-------- Records for the task
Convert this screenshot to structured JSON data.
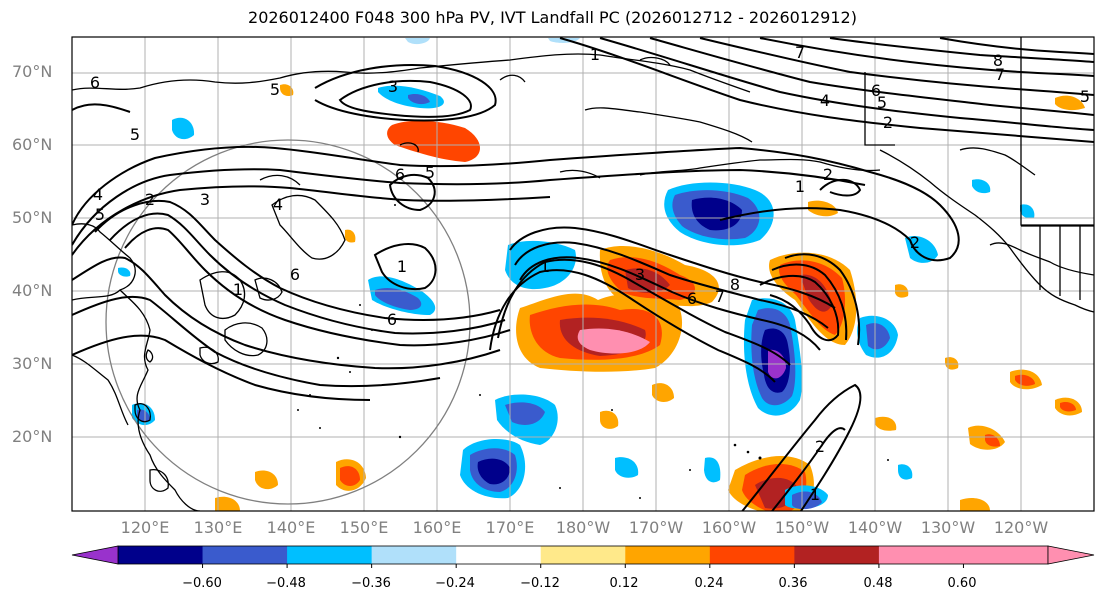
{
  "title": "2026012400 F048 300 hPa PV, IVT Landfall PC (2026012712 - 2026012912)",
  "lat_labels": [
    "70°N",
    "60°N",
    "50°N",
    "40°N",
    "30°N",
    "20°N"
  ],
  "lon_labels": [
    "120°E",
    "130°E",
    "140°E",
    "150°E",
    "160°E",
    "170°E",
    "180°W",
    "170°W",
    "160°W",
    "150°W",
    "140°W",
    "130°W",
    "120°W"
  ],
  "colorbar": {
    "ticks": [
      "−0.60",
      "−0.48",
      "−0.36",
      "−0.24",
      "−0.12",
      "0.12",
      "0.24",
      "0.36",
      "0.48",
      "0.60"
    ],
    "colors": [
      "#9932cc",
      "#00008b",
      "#3a5bcd",
      "#00bfff",
      "#b0e0fa",
      "#ffffff",
      "#ffe98a",
      "#ffa500",
      "#ff4500",
      "#b22222",
      "#ff8fb0",
      "#ff8fb0"
    ]
  },
  "contour_labels": [
    "6",
    "5",
    "4",
    "5",
    "3",
    "2",
    "1",
    "6",
    "5",
    "4",
    "3",
    "1",
    "6",
    "5",
    "1",
    "7",
    "4",
    "6",
    "5",
    "2",
    "8",
    "7",
    "5",
    "1",
    "2",
    "2",
    "6",
    "7",
    "8",
    "2",
    "1",
    "6",
    "3",
    "1"
  ],
  "colors": {
    "map_line": "#000000",
    "grid": "#b0b0b0",
    "label": "#808080"
  }
}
----------------
Problem to work on:
Copy the material above in full and exactly, skipping pictures.

Result below:
Convert this screenshot to structured JSON data.
{
  "title": "2026012400 F048 300 hPa PV, IVT Landfall PC (2026012712 - 2026012912)",
  "lat_labels": [
    "70°N",
    "60°N",
    "50°N",
    "40°N",
    "30°N",
    "20°N"
  ],
  "lon_labels": [
    "120°E",
    "130°E",
    "140°E",
    "150°E",
    "160°E",
    "170°E",
    "180°W",
    "170°W",
    "160°W",
    "150°W",
    "140°W",
    "130°W",
    "120°W"
  ],
  "colorbar": {
    "ticks": [
      "−0.60",
      "−0.48",
      "−0.36",
      "−0.24",
      "−0.12",
      "0.12",
      "0.24",
      "0.36",
      "0.48",
      "0.60"
    ],
    "colors": [
      "#9932cc",
      "#00008b",
      "#3a5bcd",
      "#00bfff",
      "#b0e0fa",
      "#ffffff",
      "#ffe98a",
      "#ffa500",
      "#ff4500",
      "#b22222",
      "#ff8fb0",
      "#ff8fb0"
    ]
  },
  "contour_labels": [
    "6",
    "5",
    "4",
    "5",
    "3",
    "2",
    "1",
    "6",
    "5",
    "4",
    "3",
    "1",
    "6",
    "5",
    "1",
    "7",
    "4",
    "6",
    "5",
    "2",
    "8",
    "7",
    "5",
    "1",
    "2",
    "2",
    "6",
    "7",
    "8",
    "2",
    "1",
    "6",
    "3",
    "1"
  ],
  "colors": {
    "map_line": "#000000",
    "grid": "#b0b0b0",
    "label": "#808080"
  }
}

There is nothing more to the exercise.